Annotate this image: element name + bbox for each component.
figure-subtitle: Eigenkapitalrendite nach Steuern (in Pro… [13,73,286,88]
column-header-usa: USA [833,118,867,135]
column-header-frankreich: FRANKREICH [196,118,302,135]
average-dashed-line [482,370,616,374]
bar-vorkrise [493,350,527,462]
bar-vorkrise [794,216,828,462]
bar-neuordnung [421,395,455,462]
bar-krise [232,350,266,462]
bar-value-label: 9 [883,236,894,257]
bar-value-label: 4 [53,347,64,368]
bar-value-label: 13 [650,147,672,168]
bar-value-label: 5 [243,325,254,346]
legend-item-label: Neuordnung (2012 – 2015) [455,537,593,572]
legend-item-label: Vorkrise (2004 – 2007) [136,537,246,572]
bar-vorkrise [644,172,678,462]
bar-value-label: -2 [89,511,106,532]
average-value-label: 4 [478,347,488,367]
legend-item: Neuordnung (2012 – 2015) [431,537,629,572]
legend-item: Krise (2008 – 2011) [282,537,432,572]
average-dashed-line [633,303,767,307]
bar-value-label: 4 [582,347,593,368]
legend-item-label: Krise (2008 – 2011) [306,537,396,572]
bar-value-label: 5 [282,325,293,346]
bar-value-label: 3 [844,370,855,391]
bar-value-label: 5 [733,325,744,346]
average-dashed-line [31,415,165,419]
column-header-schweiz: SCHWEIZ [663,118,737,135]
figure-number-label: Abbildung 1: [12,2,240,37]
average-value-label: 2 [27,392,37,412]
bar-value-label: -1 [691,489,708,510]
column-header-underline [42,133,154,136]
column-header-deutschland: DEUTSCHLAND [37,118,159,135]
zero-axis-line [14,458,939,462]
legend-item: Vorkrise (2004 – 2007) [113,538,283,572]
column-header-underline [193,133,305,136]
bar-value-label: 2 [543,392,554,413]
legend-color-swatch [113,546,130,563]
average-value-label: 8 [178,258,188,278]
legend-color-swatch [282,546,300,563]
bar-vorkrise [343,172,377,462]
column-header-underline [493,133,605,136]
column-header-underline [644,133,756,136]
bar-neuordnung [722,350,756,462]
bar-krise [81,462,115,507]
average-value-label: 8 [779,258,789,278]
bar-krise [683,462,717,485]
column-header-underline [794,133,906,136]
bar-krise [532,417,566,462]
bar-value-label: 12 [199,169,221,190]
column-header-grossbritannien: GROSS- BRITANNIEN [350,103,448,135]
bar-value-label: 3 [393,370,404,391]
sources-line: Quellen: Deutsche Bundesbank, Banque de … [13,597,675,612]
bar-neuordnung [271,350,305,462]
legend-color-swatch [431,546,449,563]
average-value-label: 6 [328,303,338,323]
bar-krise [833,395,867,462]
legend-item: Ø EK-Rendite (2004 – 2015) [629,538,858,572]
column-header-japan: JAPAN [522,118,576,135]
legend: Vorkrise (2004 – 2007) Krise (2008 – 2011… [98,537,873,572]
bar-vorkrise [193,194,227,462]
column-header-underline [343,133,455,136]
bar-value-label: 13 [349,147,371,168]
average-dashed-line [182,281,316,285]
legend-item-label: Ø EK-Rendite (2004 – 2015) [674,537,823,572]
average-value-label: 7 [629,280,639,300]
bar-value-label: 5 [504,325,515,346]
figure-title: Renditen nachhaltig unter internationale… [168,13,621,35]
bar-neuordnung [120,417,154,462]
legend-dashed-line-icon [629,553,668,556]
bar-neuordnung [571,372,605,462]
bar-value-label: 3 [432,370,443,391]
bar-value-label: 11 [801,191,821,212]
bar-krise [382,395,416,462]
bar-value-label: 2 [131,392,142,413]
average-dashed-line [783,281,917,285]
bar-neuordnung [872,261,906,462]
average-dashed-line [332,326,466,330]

→ **PROBLEM STATEMENT**
Copy out every line in the rows above with no changes.

→ **CORRECT OUTPUT**
Annotate this image: element name + bbox for each component.
figure-subtitle: Eigenkapitalrendite nach Steuern (in Pro… [13,73,286,88]
column-header-usa: USA [833,118,867,135]
column-header-frankreich: FRANKREICH [196,118,302,135]
average-dashed-line [482,370,616,374]
bar-vorkrise [493,350,527,462]
bar-vorkrise [794,216,828,462]
bar-neuordnung [421,395,455,462]
bar-krise [232,350,266,462]
bar-value-label: 9 [883,236,894,257]
bar-value-label: 4 [53,347,64,368]
bar-value-label: 13 [650,147,672,168]
bar-value-label: 5 [243,325,254,346]
legend-item-label: Neuordnung (2012 – 2015) [455,537,593,572]
legend-item-label: Vorkrise (2004 – 2007) [136,537,246,572]
bar-vorkrise [644,172,678,462]
bar-value-label: -2 [89,511,106,532]
average-value-label: 4 [478,347,488,367]
legend-item: Neuordnung (2012 – 2015) [431,537,629,572]
legend-item: Krise (2008 – 2011) [282,537,432,572]
average-dashed-line [633,303,767,307]
bar-value-label: 4 [582,347,593,368]
legend-item-label: Krise (2008 – 2011) [306,537,396,572]
bar-value-label: 5 [282,325,293,346]
bar-value-label: 3 [844,370,855,391]
bar-value-label: 5 [733,325,744,346]
average-dashed-line [31,415,165,419]
column-header-schweiz: SCHWEIZ [663,118,737,135]
figure-number-label: Abbildung 1: [12,2,240,37]
average-value-label: 2 [27,392,37,412]
bar-value-label: -1 [691,489,708,510]
column-header-underline [42,133,154,136]
column-header-deutschland: DEUTSCHLAND [37,118,159,135]
zero-axis-line [14,458,939,462]
legend-item: Vorkrise (2004 – 2007) [113,538,283,572]
column-header-underline [193,133,305,136]
bar-value-label: 2 [543,392,554,413]
legend-color-swatch [113,546,130,563]
average-value-label: 8 [178,258,188,278]
legend-color-swatch [282,546,300,563]
bar-vorkrise [343,172,377,462]
column-header-underline [493,133,605,136]
column-header-underline [644,133,756,136]
bar-neuordnung [722,350,756,462]
bar-krise [81,462,115,507]
average-value-label: 8 [779,258,789,278]
bar-krise [683,462,717,485]
column-header-underline [794,133,906,136]
bar-krise [532,417,566,462]
bar-value-label: 12 [199,169,221,190]
column-header-grossbritannien: GROSS- BRITANNIEN [350,103,448,135]
bar-value-label: 3 [393,370,404,391]
sources-line: Quellen: Deutsche Bundesbank, Banque de … [13,597,675,612]
bar-neuordnung [271,350,305,462]
legend-color-swatch [431,546,449,563]
average-value-label: 6 [328,303,338,323]
bar-krise [833,395,867,462]
legend-item: Ø EK-Rendite (2004 – 2015) [629,538,858,572]
column-header-japan: JAPAN [522,118,576,135]
legend: Vorkrise (2004 – 2007) Krise (2008 – 2011… [98,537,873,572]
bar-vorkrise [193,194,227,462]
column-header-underline [343,133,455,136]
bar-value-label: 13 [349,147,371,168]
average-dashed-line [182,281,316,285]
legend-item-label: Ø EK-Rendite (2004 – 2015) [674,537,823,572]
average-value-label: 7 [629,280,639,300]
bar-value-label: 5 [504,325,515,346]
figure-title: Renditen nachhaltig unter internationale… [168,13,621,35]
bar-neuordnung [120,417,154,462]
legend-dashed-line-icon [629,553,668,556]
bar-neuordnung [571,372,605,462]
bar-value-label: 3 [432,370,443,391]
bar-value-label: 11 [801,191,821,212]
bar-krise [382,395,416,462]
bar-value-label: 2 [131,392,142,413]
average-dashed-line [783,281,917,285]
bar-neuordnung [872,261,906,462]
average-dashed-line [332,326,466,330]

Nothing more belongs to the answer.